- _Stored records_
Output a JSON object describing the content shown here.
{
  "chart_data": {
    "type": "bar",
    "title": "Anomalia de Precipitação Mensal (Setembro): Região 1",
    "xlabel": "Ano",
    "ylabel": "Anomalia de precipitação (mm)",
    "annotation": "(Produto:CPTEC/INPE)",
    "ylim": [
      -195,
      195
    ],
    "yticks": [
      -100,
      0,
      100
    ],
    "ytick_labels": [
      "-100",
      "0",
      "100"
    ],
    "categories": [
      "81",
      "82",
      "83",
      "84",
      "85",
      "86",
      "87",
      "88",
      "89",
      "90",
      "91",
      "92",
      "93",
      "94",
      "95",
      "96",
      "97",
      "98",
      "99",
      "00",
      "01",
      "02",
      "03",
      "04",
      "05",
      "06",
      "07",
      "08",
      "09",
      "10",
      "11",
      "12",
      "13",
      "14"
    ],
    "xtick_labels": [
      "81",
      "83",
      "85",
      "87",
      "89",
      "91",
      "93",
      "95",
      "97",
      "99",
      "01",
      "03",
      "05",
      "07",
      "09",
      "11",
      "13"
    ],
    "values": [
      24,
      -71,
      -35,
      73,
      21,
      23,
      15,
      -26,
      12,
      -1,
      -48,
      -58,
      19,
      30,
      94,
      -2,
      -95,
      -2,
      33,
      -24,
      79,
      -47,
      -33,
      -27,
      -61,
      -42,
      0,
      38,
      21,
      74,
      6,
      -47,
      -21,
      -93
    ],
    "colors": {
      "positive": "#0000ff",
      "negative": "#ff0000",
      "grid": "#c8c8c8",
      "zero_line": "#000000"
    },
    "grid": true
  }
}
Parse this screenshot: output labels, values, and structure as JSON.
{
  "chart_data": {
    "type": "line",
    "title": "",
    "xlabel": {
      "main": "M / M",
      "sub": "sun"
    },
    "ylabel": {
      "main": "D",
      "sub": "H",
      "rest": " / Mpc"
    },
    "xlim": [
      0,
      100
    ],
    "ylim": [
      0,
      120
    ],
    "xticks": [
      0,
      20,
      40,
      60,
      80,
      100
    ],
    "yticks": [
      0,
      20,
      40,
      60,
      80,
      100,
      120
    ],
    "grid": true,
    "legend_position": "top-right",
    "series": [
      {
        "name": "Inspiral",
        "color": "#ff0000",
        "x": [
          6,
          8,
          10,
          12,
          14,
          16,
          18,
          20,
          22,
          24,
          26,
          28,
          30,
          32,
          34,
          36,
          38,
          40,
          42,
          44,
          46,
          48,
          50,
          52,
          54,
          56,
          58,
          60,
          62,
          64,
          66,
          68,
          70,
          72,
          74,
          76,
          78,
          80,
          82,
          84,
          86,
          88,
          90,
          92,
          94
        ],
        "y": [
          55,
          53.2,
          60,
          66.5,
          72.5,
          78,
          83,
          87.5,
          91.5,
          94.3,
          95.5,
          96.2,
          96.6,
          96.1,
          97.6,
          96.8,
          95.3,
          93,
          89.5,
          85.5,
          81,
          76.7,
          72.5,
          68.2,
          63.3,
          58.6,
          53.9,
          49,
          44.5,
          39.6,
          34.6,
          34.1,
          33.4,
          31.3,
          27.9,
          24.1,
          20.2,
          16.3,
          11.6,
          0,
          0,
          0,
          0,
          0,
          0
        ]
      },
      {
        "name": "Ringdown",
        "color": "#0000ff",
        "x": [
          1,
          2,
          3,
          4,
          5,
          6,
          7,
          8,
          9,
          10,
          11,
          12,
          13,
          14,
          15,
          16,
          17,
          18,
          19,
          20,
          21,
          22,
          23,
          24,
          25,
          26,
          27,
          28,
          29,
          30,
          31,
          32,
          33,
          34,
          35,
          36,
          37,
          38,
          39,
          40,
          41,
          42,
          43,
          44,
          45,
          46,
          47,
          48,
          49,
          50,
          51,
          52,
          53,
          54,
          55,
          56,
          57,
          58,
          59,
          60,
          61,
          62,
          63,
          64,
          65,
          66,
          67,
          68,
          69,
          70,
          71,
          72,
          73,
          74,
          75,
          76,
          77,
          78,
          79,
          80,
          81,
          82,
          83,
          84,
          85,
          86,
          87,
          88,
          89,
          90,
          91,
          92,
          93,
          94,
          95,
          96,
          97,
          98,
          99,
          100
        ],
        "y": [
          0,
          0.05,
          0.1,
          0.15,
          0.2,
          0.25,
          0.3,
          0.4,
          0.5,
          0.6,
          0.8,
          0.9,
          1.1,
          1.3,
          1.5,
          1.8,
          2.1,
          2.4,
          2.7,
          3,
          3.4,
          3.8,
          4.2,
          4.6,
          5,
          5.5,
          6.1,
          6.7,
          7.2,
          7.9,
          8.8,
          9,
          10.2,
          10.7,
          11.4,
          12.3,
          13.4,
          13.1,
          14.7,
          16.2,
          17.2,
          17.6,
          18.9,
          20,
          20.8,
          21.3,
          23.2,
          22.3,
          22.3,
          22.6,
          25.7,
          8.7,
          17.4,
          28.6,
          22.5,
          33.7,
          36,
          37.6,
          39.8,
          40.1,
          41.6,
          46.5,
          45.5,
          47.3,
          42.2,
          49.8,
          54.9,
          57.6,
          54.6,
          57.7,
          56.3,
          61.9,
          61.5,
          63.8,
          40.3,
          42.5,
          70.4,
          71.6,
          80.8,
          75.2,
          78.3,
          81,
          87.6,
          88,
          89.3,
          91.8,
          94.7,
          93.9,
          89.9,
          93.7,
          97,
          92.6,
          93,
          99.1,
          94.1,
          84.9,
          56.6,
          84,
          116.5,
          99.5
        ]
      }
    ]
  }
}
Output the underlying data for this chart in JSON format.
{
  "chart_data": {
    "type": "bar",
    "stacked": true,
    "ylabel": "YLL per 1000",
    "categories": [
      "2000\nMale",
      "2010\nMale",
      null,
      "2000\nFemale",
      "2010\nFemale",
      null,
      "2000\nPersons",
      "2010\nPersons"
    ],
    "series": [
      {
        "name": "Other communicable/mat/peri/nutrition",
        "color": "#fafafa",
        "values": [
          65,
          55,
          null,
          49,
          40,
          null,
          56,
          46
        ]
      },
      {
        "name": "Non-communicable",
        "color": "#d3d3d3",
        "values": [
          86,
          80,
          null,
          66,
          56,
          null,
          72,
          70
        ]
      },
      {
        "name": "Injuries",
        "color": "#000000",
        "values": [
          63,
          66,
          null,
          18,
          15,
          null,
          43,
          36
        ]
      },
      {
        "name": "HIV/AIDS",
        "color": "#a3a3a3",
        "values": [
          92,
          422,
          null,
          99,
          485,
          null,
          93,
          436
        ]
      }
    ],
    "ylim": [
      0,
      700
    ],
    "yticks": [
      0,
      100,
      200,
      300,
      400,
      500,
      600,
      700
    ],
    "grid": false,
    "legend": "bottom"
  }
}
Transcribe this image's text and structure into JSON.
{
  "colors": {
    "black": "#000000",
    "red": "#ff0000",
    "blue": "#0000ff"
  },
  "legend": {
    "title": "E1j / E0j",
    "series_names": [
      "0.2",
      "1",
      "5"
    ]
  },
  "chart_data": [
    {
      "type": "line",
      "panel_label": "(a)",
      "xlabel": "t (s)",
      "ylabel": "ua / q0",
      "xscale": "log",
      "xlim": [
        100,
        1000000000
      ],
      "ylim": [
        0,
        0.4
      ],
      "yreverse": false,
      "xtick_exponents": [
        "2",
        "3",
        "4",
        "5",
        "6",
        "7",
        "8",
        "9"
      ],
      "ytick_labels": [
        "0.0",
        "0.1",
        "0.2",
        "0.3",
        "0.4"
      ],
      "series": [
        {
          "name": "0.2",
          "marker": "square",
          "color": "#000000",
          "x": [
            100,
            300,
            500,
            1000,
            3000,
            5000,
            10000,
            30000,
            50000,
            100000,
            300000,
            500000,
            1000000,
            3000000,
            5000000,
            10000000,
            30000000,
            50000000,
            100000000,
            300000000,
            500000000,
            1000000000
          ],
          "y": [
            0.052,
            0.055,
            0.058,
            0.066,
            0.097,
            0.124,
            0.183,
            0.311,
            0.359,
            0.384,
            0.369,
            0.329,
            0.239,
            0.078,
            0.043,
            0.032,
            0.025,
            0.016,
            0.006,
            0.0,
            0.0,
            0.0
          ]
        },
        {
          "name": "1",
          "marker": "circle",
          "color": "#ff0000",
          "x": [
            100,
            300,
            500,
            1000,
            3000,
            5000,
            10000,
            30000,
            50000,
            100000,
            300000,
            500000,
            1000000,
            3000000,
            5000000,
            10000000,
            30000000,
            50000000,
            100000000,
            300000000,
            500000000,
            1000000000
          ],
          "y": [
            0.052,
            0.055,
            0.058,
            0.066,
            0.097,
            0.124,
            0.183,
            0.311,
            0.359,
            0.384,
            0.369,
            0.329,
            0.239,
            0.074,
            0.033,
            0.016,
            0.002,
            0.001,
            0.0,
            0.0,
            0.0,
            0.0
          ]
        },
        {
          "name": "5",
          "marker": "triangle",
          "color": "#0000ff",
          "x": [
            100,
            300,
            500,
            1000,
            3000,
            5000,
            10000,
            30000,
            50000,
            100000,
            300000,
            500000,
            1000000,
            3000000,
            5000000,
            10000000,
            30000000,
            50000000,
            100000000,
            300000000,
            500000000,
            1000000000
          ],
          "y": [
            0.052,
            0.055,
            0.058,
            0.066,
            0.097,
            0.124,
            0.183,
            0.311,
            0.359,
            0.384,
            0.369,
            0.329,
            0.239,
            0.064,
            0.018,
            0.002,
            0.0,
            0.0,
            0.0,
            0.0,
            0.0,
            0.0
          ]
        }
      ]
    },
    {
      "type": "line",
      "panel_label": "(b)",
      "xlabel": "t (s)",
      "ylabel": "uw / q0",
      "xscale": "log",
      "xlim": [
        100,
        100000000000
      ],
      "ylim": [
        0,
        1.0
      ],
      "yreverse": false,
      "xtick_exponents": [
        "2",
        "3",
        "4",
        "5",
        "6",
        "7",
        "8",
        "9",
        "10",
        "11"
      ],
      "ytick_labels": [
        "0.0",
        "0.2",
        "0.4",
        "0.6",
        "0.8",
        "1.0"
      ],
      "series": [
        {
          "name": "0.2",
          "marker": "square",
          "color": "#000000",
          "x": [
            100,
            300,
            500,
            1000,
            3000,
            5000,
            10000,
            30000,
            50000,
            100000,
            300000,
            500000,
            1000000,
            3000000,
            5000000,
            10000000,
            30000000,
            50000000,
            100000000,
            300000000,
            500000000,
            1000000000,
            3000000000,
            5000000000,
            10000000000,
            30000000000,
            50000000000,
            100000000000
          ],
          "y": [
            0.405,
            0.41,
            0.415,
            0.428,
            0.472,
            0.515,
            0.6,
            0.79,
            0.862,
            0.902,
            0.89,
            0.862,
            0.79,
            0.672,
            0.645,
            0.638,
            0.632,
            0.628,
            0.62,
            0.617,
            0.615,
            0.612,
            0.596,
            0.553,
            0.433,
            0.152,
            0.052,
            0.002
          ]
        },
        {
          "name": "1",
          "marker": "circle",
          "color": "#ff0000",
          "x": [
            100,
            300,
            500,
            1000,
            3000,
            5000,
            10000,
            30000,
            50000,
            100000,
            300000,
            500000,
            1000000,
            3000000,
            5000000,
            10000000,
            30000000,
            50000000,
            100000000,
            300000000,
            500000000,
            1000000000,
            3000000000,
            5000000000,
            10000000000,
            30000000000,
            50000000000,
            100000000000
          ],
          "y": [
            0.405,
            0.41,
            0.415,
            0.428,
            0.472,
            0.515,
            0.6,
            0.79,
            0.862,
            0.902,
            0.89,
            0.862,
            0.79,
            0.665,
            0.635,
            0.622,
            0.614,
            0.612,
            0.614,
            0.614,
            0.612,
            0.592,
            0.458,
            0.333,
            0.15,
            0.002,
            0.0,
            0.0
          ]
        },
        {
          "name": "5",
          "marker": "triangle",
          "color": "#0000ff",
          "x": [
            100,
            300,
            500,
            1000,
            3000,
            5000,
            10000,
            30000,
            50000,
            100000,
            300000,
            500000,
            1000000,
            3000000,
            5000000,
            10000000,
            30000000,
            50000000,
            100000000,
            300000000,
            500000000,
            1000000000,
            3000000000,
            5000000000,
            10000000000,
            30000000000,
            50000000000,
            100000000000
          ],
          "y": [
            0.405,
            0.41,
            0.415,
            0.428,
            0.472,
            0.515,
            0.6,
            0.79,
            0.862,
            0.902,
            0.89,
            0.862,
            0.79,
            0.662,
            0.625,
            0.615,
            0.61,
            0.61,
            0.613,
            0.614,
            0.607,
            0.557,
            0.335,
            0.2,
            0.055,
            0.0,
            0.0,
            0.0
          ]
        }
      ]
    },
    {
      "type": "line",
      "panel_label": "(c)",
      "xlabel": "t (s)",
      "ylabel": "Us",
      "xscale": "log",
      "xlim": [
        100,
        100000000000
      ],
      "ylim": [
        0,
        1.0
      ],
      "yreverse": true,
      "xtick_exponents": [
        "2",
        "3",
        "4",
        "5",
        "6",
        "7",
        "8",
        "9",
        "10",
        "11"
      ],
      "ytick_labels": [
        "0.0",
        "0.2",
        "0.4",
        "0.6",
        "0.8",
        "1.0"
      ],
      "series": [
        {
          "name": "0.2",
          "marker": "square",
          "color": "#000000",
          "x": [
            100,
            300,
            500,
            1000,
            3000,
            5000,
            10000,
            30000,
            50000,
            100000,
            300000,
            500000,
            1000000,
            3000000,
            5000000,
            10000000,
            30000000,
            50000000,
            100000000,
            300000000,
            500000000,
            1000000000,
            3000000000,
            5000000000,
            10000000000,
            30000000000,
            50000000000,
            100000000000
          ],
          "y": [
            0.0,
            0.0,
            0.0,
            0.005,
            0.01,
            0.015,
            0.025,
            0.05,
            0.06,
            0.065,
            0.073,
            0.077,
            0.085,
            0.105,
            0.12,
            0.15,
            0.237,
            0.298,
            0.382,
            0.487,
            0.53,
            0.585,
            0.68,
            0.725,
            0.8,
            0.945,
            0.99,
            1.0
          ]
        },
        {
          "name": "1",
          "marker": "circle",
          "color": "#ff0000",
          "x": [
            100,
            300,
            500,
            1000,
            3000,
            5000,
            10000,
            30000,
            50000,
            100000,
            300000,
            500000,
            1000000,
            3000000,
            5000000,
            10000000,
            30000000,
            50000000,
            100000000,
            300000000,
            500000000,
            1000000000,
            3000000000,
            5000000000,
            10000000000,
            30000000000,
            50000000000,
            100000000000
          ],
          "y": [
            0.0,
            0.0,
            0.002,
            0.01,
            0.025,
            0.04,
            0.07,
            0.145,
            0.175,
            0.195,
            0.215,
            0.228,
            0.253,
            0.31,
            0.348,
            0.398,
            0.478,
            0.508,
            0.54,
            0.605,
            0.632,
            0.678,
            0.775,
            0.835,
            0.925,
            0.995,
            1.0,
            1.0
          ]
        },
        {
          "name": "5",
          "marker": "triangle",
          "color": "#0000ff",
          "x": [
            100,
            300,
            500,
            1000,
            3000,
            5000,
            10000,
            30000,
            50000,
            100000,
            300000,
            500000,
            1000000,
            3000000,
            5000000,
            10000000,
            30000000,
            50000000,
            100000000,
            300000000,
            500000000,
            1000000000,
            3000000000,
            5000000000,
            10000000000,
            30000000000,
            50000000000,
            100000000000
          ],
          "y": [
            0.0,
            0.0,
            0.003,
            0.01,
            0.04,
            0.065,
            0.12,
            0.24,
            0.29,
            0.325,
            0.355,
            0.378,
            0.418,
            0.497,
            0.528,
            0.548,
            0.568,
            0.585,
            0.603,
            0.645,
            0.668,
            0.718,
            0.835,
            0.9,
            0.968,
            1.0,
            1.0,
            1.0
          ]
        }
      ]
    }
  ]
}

- _The problem_
Above are the records. Copy every line in them holding "communicable".

- _Written answer_
        "name": "Other communicable/mat/peri/nutrition",
        "name": "Non-communicable",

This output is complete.